Text block
Overview
Data is an important asset to all organizations big and small. As these organizations mature, building an end-to-end data platform to enable BI and AI at scale has become part of that journey. Some organizations, have the requirement to expose modelled data in a data warehouse or data lake (Azure Data Lake Storage Gen2) to downstream consumer applications (mobile or web apps) where access patterns can be unpredictable in respect to frequency of access and/or type of data that is requested.
Data warehouse engines and data lakes are not designed for singleton transactional (request / response) interactions. To serve these requests at scale and to meet the different SLAs and access pattern unpredictability, data needs to be offloaded to a suitable database engine (i.e., a caching layer) that is built to serve such queries.
The “Design Patterns” section of this article highlights a generalized pattern for implementing a data serving API which meets this requirement – consisting of a Data Platform component and an API component. For implementing the API, two patterns are commonly adopted – a synchronous pattern or an asynchronous pattern. Both are explored in the “API Implementation Patterns” section of this article.

Collected data
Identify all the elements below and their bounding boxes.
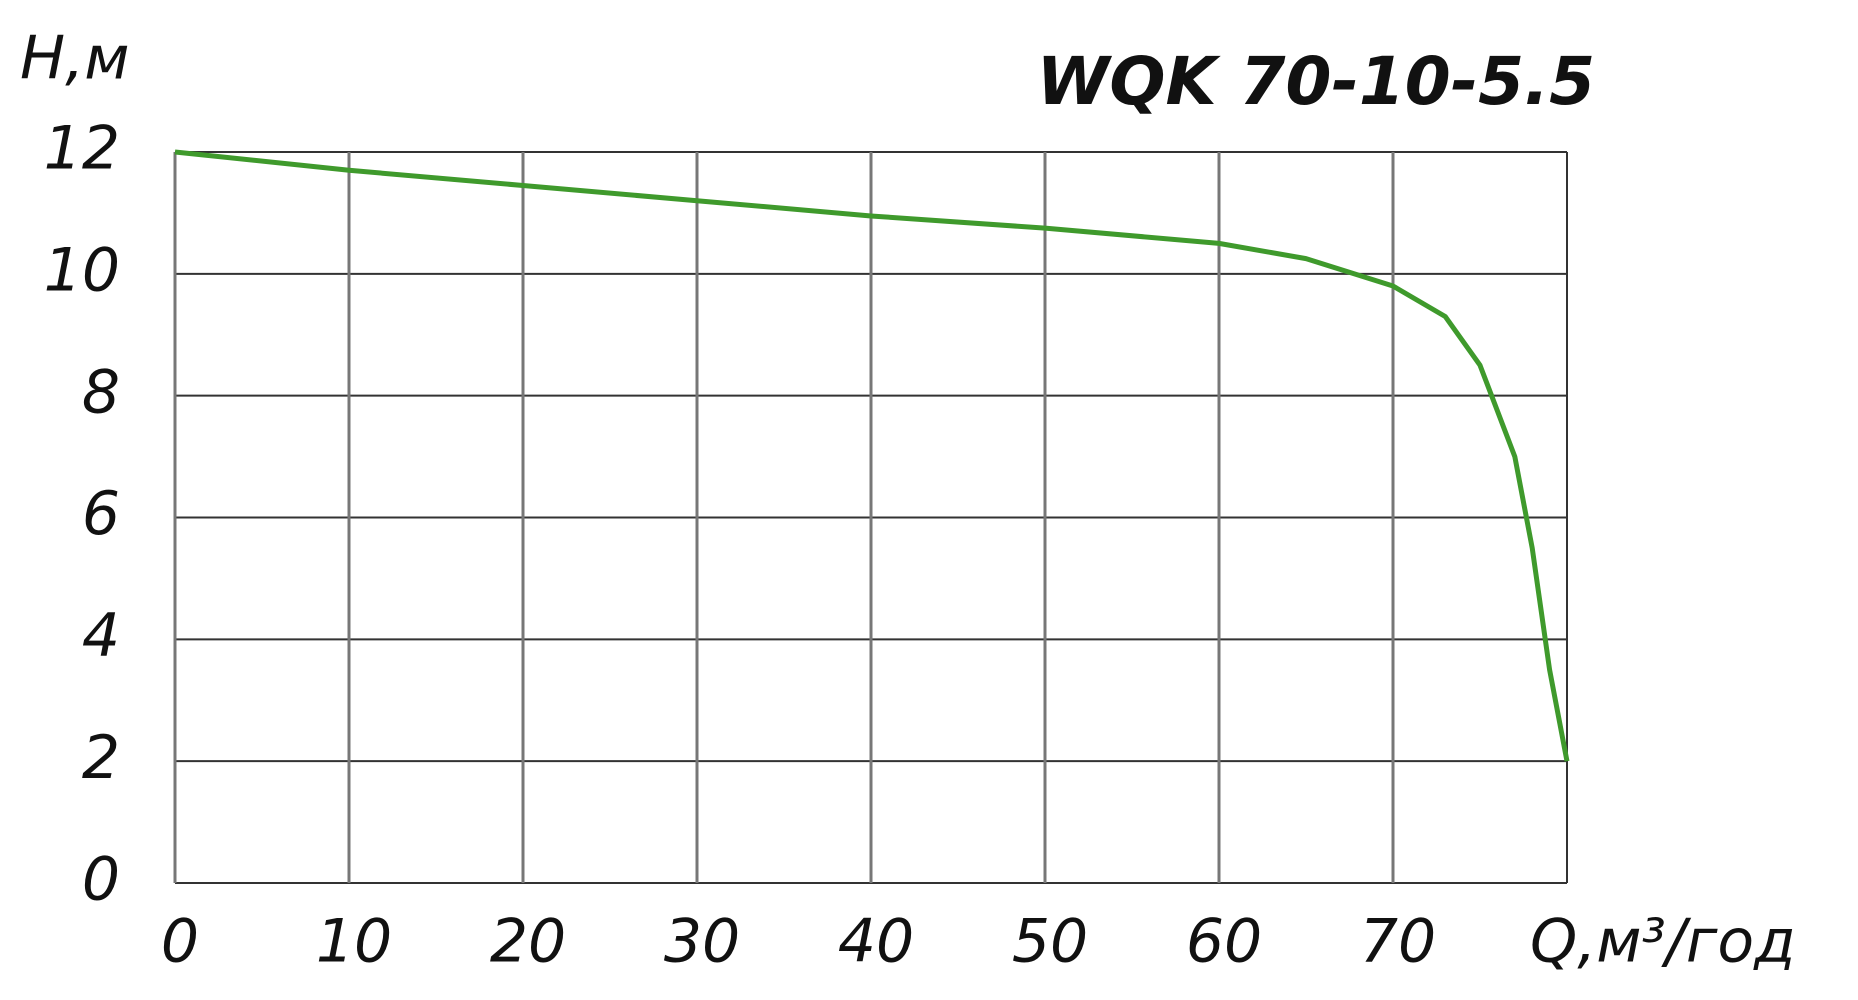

Given problem 1
In the data serving overview, what two patterns are commonly adopted for implementing the API?
Given problem 2
Carry on the data serving overview from the point where it stops.
The listing plays no part in this work.

Reply 1
A synchronous pattern and an asynchronous pattern.

Reply 2
Potential use-cases
Below are some common enterprise use-cases for a data sharing API:
- Making decommissioned legacy application data available for consumption. Legacy and historical application data usually already exists in a data platform and is often required to continue to be available and served for legal and compliance reasons as well as to mash up and integrate with new application data
- Consolidation of customer interactions (i.e., consolidating various lines of business (LOB) applications into one single customer-facing application). Data from different LOBs may already exist in the warehouse or data lake
- Emerging compliance requirements, such as Consumer Data Right (CDR) legislation in Australia. Some sectors, such as Banking, Energy, Telco have mandates to make data available to a customer or external 3rd party brokers on specific consent from the customer.
Design Patterns
For the data sharing API, there are many suitable engine/services in Azure that could be considered (i.e., Azure Cosmos DB, Azure SQL Database, Azure Data Explorer, Azure Database for PostgreSQL, Azure Redis Cache, etc.). For the use-case outlined in this article Azure Cosmos DB was selected. Azure Cosmos DB is a NoSQL cloud database engine built specifically for large scale queries and support for multi-regional deployment models.
Azure Cosmos DB is usually chosen for its guaranteed throughput, speed, automatic and instant scalability, compatibility with multiple open-source NoSQL APIs, and strong business continuity guarantees. It has SLA backed latency and allows schema flexibility. These attributes make it a good candidate to serve data using APIs.
Azure functions is serverless on-demand compute that enables execution of event-trigger code without having to worry about the underlying application infrastructure.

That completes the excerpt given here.